▸ **STATED EXERCISE**:
Leave out the pictures and repeat every record exactly.

Begin LISTED ENTRIES

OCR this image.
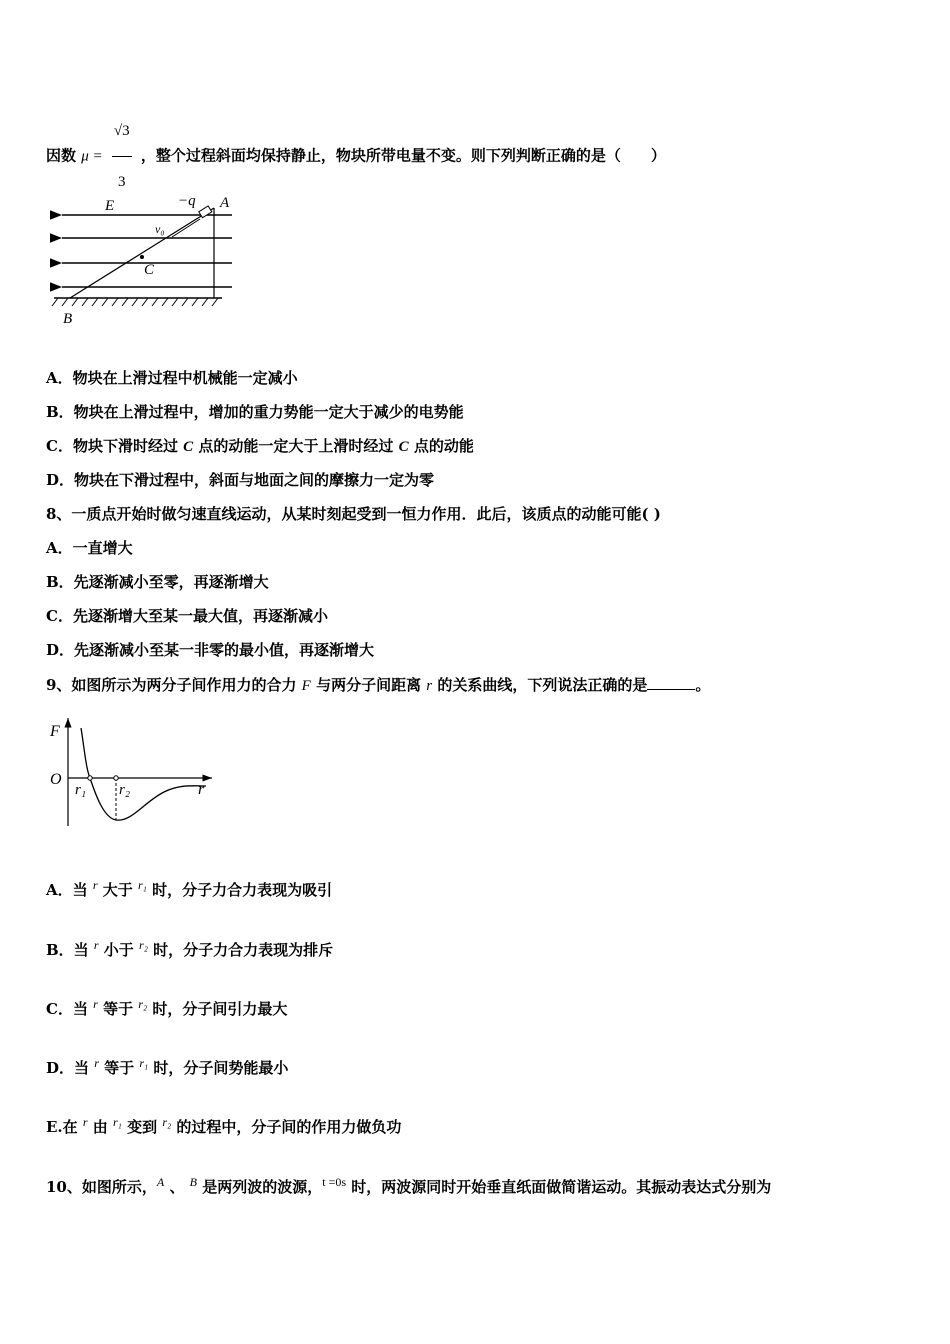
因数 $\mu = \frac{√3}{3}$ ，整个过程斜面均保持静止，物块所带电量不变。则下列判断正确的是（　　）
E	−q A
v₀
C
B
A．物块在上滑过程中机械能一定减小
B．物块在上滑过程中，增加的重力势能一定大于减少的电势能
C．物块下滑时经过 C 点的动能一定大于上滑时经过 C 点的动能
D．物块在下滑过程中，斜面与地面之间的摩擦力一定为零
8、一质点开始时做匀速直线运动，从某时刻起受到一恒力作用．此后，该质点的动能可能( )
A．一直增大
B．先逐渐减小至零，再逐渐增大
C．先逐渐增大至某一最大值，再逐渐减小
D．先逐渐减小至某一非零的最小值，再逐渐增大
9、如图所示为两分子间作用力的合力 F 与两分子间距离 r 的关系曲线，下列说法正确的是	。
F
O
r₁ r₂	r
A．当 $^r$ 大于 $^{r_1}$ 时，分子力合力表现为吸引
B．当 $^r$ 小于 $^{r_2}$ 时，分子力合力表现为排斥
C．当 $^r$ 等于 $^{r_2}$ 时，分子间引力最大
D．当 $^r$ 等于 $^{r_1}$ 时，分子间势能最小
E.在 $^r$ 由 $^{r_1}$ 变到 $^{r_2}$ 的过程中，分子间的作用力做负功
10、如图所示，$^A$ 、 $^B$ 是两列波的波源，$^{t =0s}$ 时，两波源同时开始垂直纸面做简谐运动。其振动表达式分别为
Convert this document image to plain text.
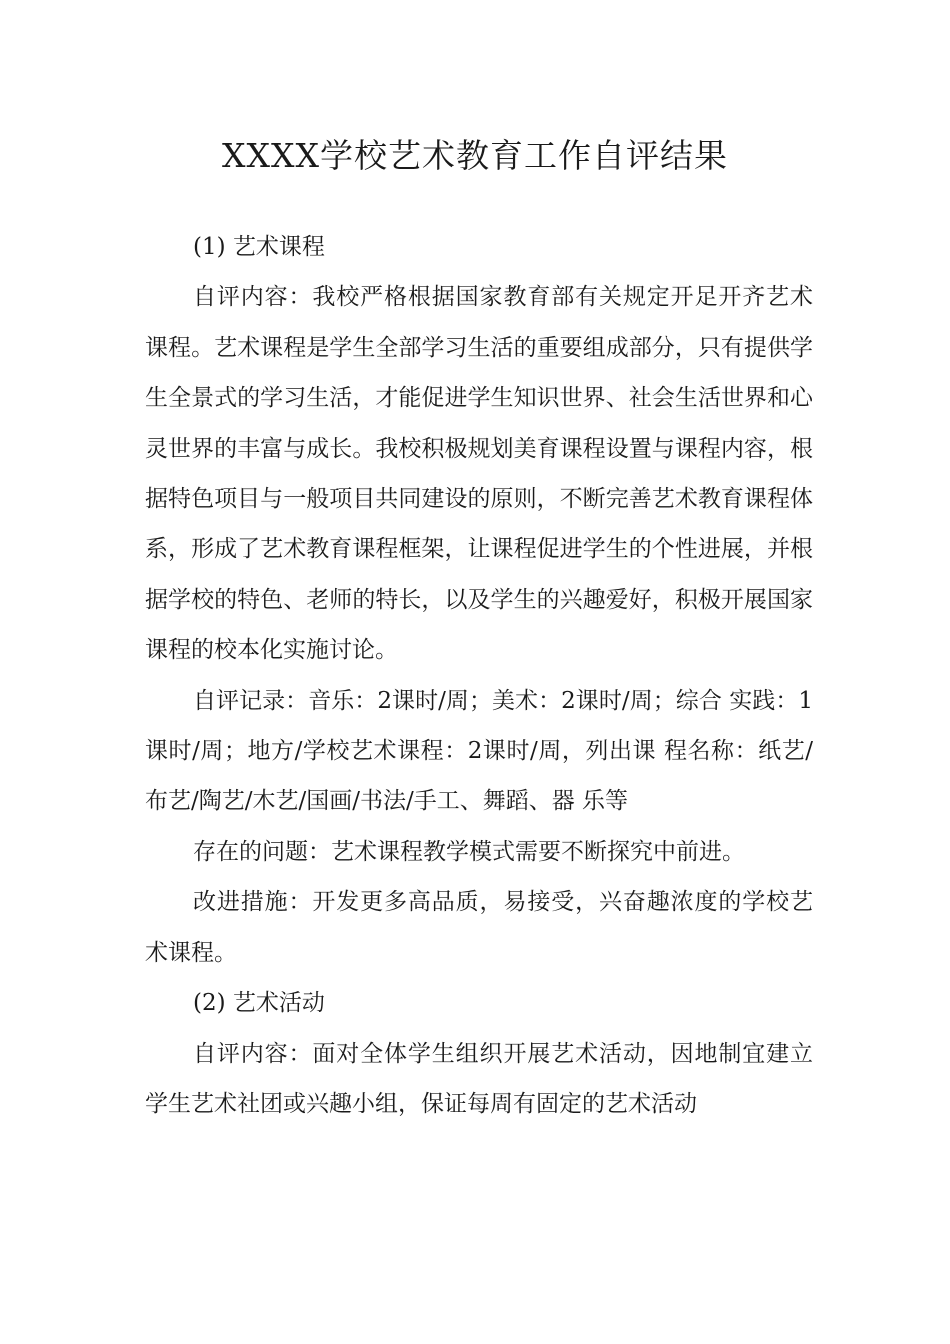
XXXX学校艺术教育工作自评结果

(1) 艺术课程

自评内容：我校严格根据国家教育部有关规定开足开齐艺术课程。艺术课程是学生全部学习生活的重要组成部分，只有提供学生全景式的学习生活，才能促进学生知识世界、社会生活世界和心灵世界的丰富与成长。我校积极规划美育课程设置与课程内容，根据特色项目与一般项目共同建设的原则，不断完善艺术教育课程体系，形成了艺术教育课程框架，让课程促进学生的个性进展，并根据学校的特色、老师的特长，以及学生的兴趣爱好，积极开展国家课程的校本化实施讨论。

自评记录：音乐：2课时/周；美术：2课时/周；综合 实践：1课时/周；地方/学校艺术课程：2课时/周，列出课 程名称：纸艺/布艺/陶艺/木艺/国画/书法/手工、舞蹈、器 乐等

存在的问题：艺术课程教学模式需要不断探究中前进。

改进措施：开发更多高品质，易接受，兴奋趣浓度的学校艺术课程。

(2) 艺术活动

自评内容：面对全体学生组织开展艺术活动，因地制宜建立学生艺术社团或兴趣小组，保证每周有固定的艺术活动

End LISTED ENTRIES

▸ **ANSWER TO THE PROBLEM**:
OCR this image.
因数 $\mu = \frac{√3}{3}$ ，整个过程斜面均保持静止，物块所带电量不变。则下列判断正确的是（　　）
E	−q A
v₀
C
B
A．物块在上滑过程中机械能一定减小
B．物块在上滑过程中，增加的重力势能一定大于减少的电势能
C．物块下滑时经过 C 点的动能一定大于上滑时经过 C 点的动能
D．物块在下滑过程中，斜面与地面之间的摩擦力一定为零
8、一质点开始时做匀速直线运动，从某时刻起受到一恒力作用．此后，该质点的动能可能( )
A．一直增大
B．先逐渐减小至零，再逐渐增大
C．先逐渐增大至某一最大值，再逐渐减小
D．先逐渐减小至某一非零的最小值，再逐渐增大
9、如图所示为两分子间作用力的合力 F 与两分子间距离 r 的关系曲线，下列说法正确的是	。
F
O
r₁ r₂	r
A．当 $^r$ 大于 $^{r_1}$ 时，分子力合力表现为吸引
B．当 $^r$ 小于 $^{r_2}$ 时，分子力合力表现为排斥
C．当 $^r$ 等于 $^{r_2}$ 时，分子间引力最大
D．当 $^r$ 等于 $^{r_1}$ 时，分子间势能最小
E.在 $^r$ 由 $^{r_1}$ 变到 $^{r_2}$ 的过程中，分子间的作用力做负功
10、如图所示，$^A$ 、 $^B$ 是两列波的波源，$^{t =0s}$ 时，两波源同时开始垂直纸面做简谐运动。其振动表达式分别为
Convert this document image to plain text.
XXXX学校艺术教育工作自评结果

(1) 艺术课程

自评内容：我校严格根据国家教育部有关规定开足开齐艺术课程。艺术课程是学生全部学习生活的重要组成部分，只有提供学生全景式的学习生活，才能促进学生知识世界、社会生活世界和心灵世界的丰富与成长。我校积极规划美育课程设置与课程内容，根据特色项目与一般项目共同建设的原则，不断完善艺术教育课程体系，形成了艺术教育课程框架，让课程促进学生的个性进展，并根据学校的特色、老师的特长，以及学生的兴趣爱好，积极开展国家课程的校本化实施讨论。

自评记录：音乐：2课时/周；美术：2课时/周；综合 实践：1课时/周；地方/学校艺术课程：2课时/周，列出课 程名称：纸艺/布艺/陶艺/木艺/国画/书法/手工、舞蹈、器 乐等

存在的问题：艺术课程教学模式需要不断探究中前进。

改进措施：开发更多高品质，易接受，兴奋趣浓度的学校艺术课程。

(2) 艺术活动

自评内容：面对全体学生组织开展艺术活动，因地制宜建立学生艺术社团或兴趣小组，保证每周有固定的艺术活动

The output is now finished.